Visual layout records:
^^^^^^^^^^^^^^^^
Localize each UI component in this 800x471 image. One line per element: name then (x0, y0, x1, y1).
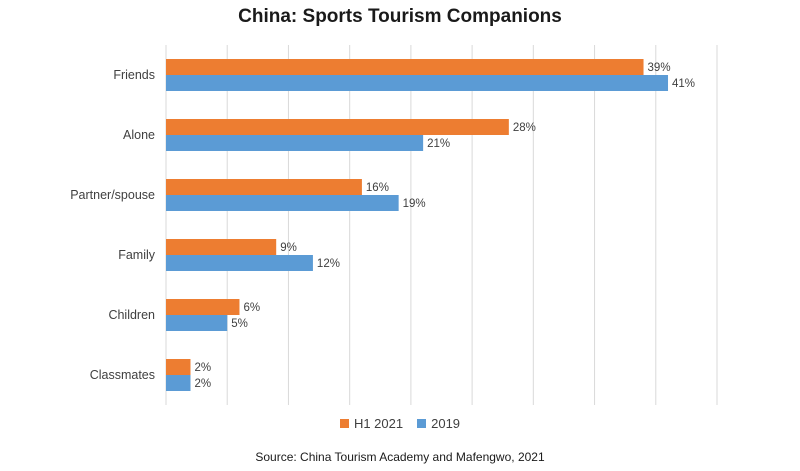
bar (166, 359, 191, 375)
bar (166, 195, 399, 211)
data-label: 28% (513, 122, 536, 134)
chart-title: China: Sports Tourism Companions (238, 6, 562, 27)
legend: H1 2021 2019 (0, 416, 800, 431)
data-label: 6% (243, 302, 260, 314)
bar (166, 179, 362, 195)
legend-swatch (417, 419, 427, 428)
bar (166, 135, 424, 151)
labels: Friends 39%41% Alone 28% 21% Partner/spouse 16… (70, 62, 695, 390)
bar (166, 59, 644, 75)
bar (166, 119, 509, 135)
data-label: 9% (280, 242, 297, 254)
data-label: 19% (403, 198, 426, 210)
category-label: Alone (123, 128, 155, 142)
bars (166, 59, 669, 391)
data-label: 5% (231, 318, 248, 330)
bar (166, 255, 313, 271)
legend-label: H1 2021 (353, 416, 404, 431)
bar (166, 75, 669, 91)
source-note: Source: China Tourism Academy and Mafeng… (255, 450, 545, 464)
data-label: 2% (194, 378, 211, 390)
data-label: 39% (648, 62, 671, 74)
category-label: Partner/spouse (70, 188, 155, 202)
data-label: 16% (366, 182, 389, 194)
category-label: Children (108, 308, 155, 322)
data-label: 2% (194, 362, 211, 374)
data-label: 12% (317, 258, 340, 270)
bar (166, 375, 191, 391)
legend-item-series-0: H1 2021 (339, 416, 404, 431)
data-label: 41% (672, 78, 695, 90)
gridlines (165, 45, 718, 405)
legend-swatch (339, 419, 349, 428)
data-label: 21% (427, 138, 450, 150)
legend-label: 2019 (431, 416, 461, 431)
category-label: Classmates (90, 368, 155, 382)
bar (166, 299, 240, 315)
bar (166, 239, 277, 255)
category-label: Family (118, 248, 156, 262)
category-label: Friends (113, 68, 155, 82)
bar (166, 315, 228, 331)
legend-item-series-1: 2019 (417, 416, 460, 431)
^^^^^^^^^^^^^^^^
» TASK REQUIREMENTS
Copy the lines in the entries above exactly, starting at the line containing "bar (166, 359, 191, 375)" and ending at the line containing "labels: Friends 39%41%", with both of those lines included.

» RESULT
bar (166, 359, 191, 375)
bar (166, 195, 399, 211)
data-label: 28% (513, 122, 536, 134)
chart-title: China: Sports Tourism Companions (238, 6, 562, 27)
legend: H1 2021 2019 (0, 416, 800, 431)
data-label: 6% (243, 302, 260, 314)
bar (166, 179, 362, 195)
legend-swatch (417, 419, 427, 428)
bar (166, 135, 424, 151)
labels: Friends 39%41% Alone 28% 21% Partner/spouse 16… (70, 62, 695, 390)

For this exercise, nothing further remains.